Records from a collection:
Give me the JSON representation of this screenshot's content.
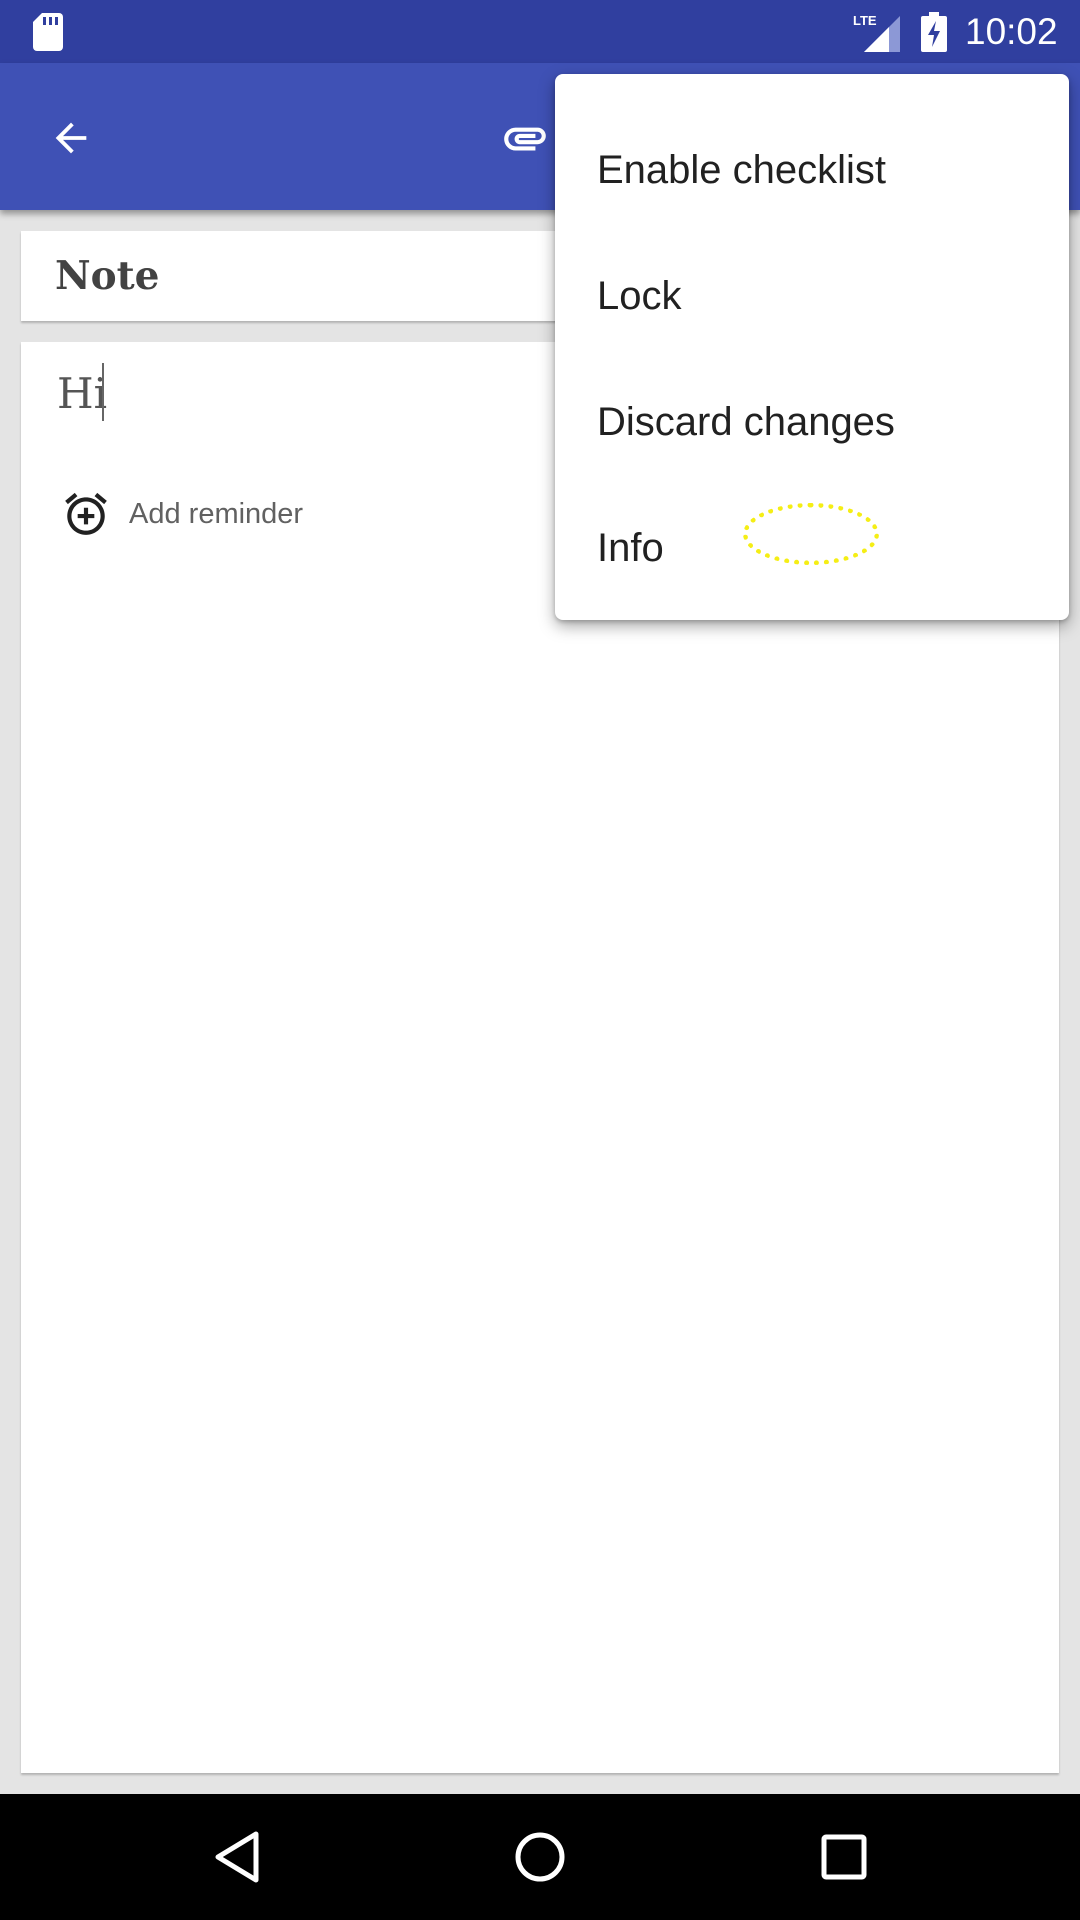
{
  "status_bar": {
    "time": "10:02",
    "icons": [
      "sd-card-icon",
      "lte-signal-icon",
      "battery-charging-icon"
    ],
    "background_color": "#303f9f"
  },
  "app_bar": {
    "background_color": "#3f51b5",
    "icons": [
      "back-arrow-icon",
      "paperclip-icon"
    ]
  },
  "note": {
    "title": "Note",
    "body": "Hi",
    "add_reminder_label": "Add reminder"
  },
  "menu": {
    "items": [
      {
        "label": "Enable checklist"
      },
      {
        "label": "Lock"
      },
      {
        "label": "Discard changes"
      },
      {
        "label": "Info"
      }
    ]
  },
  "highlight_color": "#f5ee15",
  "nav_bar": {
    "icons": [
      "nav-back-icon",
      "nav-home-icon",
      "nav-recents-icon"
    ]
  }
}
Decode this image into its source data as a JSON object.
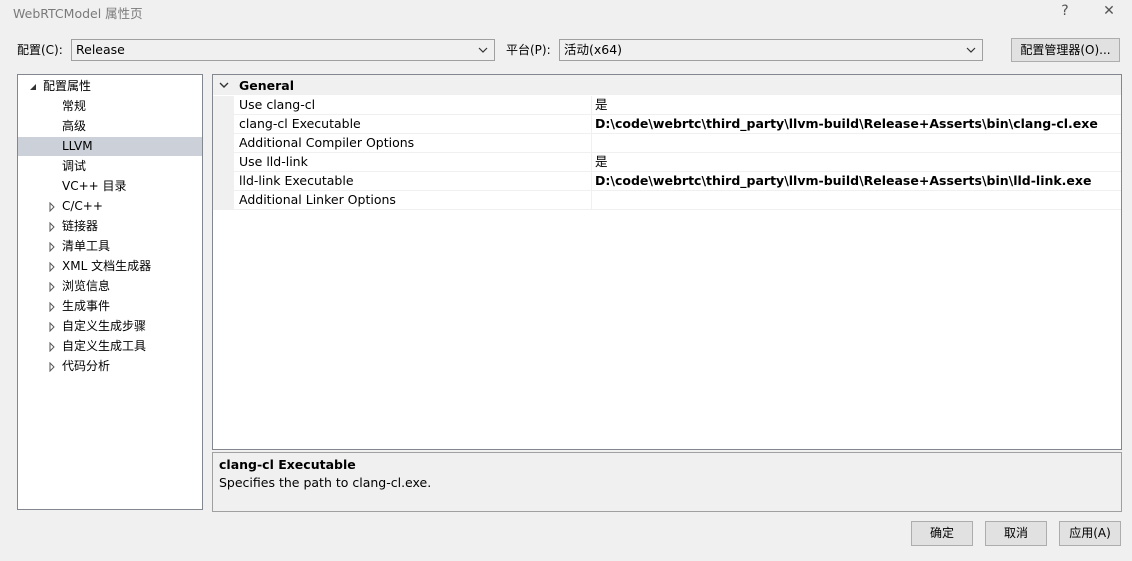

Aim of the exercise
Scan the entries above and work out how many lines include the word "JSON"; the reply is that number alone.

Task answer
2